Dataset excerpts:
------
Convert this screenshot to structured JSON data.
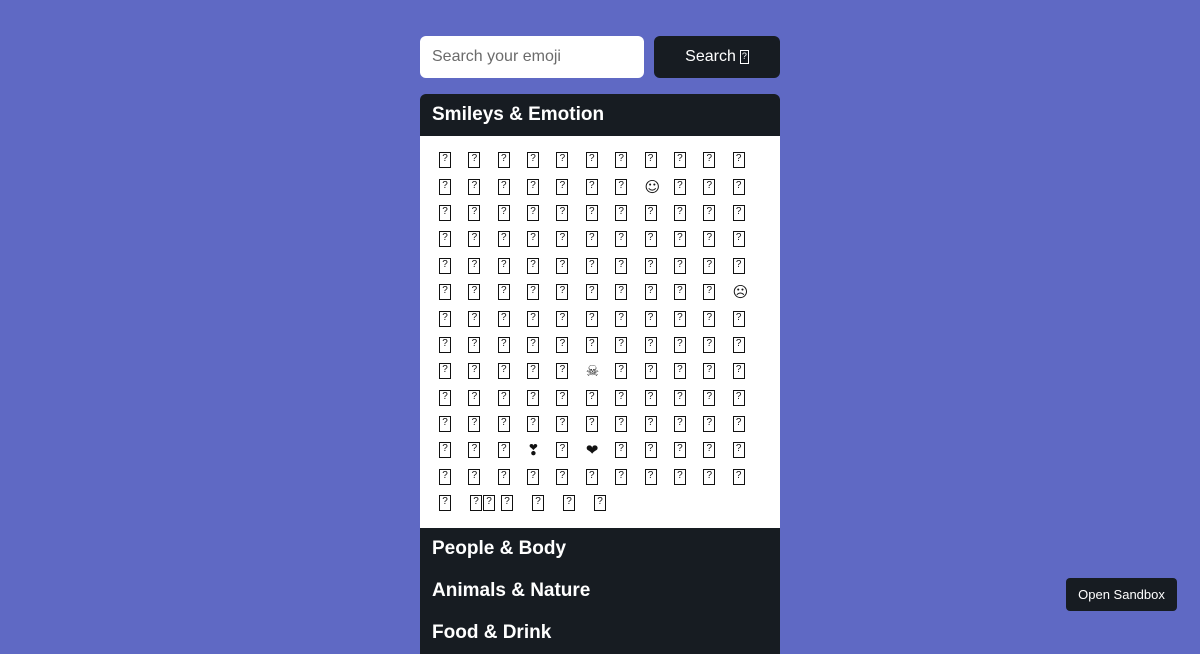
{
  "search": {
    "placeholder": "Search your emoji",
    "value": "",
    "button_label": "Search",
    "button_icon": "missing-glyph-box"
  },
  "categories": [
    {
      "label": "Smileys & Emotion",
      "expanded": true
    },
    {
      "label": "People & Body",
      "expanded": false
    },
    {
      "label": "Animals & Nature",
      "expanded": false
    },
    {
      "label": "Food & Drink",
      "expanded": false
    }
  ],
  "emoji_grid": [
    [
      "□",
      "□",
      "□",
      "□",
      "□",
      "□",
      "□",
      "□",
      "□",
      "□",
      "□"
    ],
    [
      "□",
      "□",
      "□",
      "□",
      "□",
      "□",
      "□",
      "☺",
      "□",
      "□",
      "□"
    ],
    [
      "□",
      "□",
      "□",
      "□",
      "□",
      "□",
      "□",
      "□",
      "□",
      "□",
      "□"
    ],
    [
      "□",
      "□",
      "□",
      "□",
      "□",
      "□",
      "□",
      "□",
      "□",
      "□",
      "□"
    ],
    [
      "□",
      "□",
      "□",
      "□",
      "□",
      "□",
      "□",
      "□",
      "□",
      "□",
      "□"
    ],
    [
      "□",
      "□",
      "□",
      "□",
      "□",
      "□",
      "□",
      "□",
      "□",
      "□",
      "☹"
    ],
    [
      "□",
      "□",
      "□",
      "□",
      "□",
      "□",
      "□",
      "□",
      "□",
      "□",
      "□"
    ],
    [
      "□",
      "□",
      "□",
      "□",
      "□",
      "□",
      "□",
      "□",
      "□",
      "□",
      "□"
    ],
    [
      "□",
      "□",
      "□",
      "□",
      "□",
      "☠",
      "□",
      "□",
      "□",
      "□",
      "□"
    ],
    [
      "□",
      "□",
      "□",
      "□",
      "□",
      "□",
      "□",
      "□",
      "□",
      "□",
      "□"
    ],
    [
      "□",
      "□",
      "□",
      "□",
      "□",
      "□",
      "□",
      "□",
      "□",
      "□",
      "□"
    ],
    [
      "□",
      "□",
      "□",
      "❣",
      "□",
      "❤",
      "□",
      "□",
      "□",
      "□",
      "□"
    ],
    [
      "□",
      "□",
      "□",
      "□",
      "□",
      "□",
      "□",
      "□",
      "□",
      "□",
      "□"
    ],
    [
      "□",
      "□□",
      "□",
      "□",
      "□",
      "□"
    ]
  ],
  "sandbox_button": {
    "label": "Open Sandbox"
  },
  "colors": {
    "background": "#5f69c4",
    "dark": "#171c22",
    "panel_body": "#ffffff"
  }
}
------
== Exercise instructions ==
Reproduce each record above by retyping it exactly; omit all images.

== Solution below ==
Convert this screenshot to structured JSON data.
{
  "search": {
    "placeholder": "Search your emoji",
    "value": "",
    "button_label": "Search",
    "button_icon": "missing-glyph-box"
  },
  "categories": [
    {
      "label": "Smileys & Emotion",
      "expanded": true
    },
    {
      "label": "People & Body",
      "expanded": false
    },
    {
      "label": "Animals & Nature",
      "expanded": false
    },
    {
      "label": "Food & Drink",
      "expanded": false
    }
  ],
  "emoji_grid": [
    [
      "□",
      "□",
      "□",
      "□",
      "□",
      "□",
      "□",
      "□",
      "□",
      "□",
      "□"
    ],
    [
      "□",
      "□",
      "□",
      "□",
      "□",
      "□",
      "□",
      "☺",
      "□",
      "□",
      "□"
    ],
    [
      "□",
      "□",
      "□",
      "□",
      "□",
      "□",
      "□",
      "□",
      "□",
      "□",
      "□"
    ],
    [
      "□",
      "□",
      "□",
      "□",
      "□",
      "□",
      "□",
      "□",
      "□",
      "□",
      "□"
    ],
    [
      "□",
      "□",
      "□",
      "□",
      "□",
      "□",
      "□",
      "□",
      "□",
      "□",
      "□"
    ],
    [
      "□",
      "□",
      "□",
      "□",
      "□",
      "□",
      "□",
      "□",
      "□",
      "□",
      "☹"
    ],
    [
      "□",
      "□",
      "□",
      "□",
      "□",
      "□",
      "□",
      "□",
      "□",
      "□",
      "□"
    ],
    [
      "□",
      "□",
      "□",
      "□",
      "□",
      "□",
      "□",
      "□",
      "□",
      "□",
      "□"
    ],
    [
      "□",
      "□",
      "□",
      "□",
      "□",
      "☠",
      "□",
      "□",
      "□",
      "□",
      "□"
    ],
    [
      "□",
      "□",
      "□",
      "□",
      "□",
      "□",
      "□",
      "□",
      "□",
      "□",
      "□"
    ],
    [
      "□",
      "□",
      "□",
      "□",
      "□",
      "□",
      "□",
      "□",
      "□",
      "□",
      "□"
    ],
    [
      "□",
      "□",
      "□",
      "❣",
      "□",
      "❤",
      "□",
      "□",
      "□",
      "□",
      "□"
    ],
    [
      "□",
      "□",
      "□",
      "□",
      "□",
      "□",
      "□",
      "□",
      "□",
      "□",
      "□"
    ],
    [
      "□",
      "□□",
      "□",
      "□",
      "□",
      "□"
    ]
  ],
  "sandbox_button": {
    "label": "Open Sandbox"
  },
  "colors": {
    "background": "#5f69c4",
    "dark": "#171c22",
    "panel_body": "#ffffff"
  }
}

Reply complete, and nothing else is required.